** Extract **
>> Start
Based on this post I've decided that Azure Drive is not the best way to go.
Can someone guide me in the right direction (ideally with an example)? The best solution in my mind would be one that only requires a change to my config file. But I'm guessing that is not realistic.
Indeed, you want to use Azure Blob storage to save your files.
As for your coding question, consider creating an interface, call it IFileStore:
public interface IFileStore
{
void Save(string filePath, byte [] contents);
byte [] Read(string filePath);
}
Then you create 2 provider classes, one for the file system, and one for Azure Blob storage.
The file system provider can implement the save function like this:
public void Save(string filePath, byte [] content)
{
File.WriteAllBytes(filePath, content);
}
public byte [] Read(string filePath)
{
return File.ReadAllBytes(filePath);
}
As for the Azure Blob provider, you will have to derive the storage path based on the filePath passed in to you.
>> End
** Instruction **
In the thread about saving files on Azure, which two provider classes does the reply suggest creating? The material after this point is not needed for anything here.

** Given information **
>> Start
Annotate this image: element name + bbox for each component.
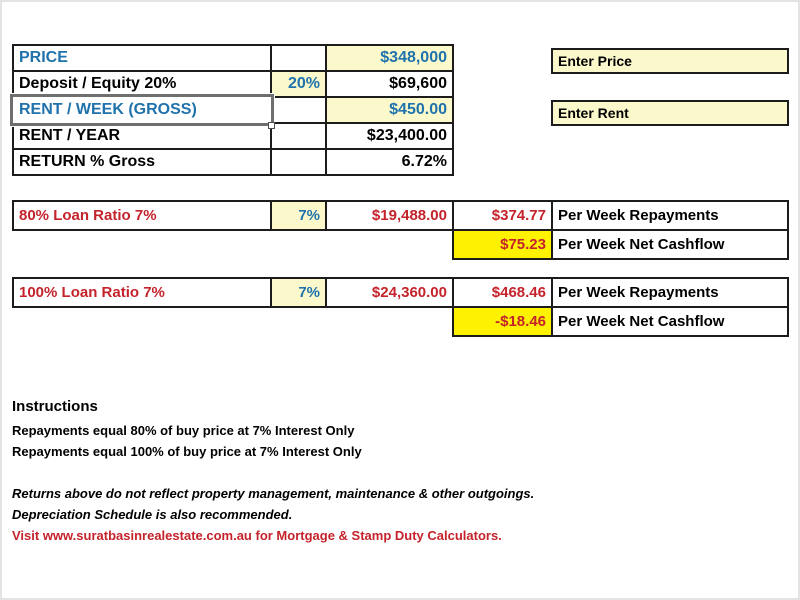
>> End
** Reply to the task **
One provider for the file system and one for Azure Blob storage.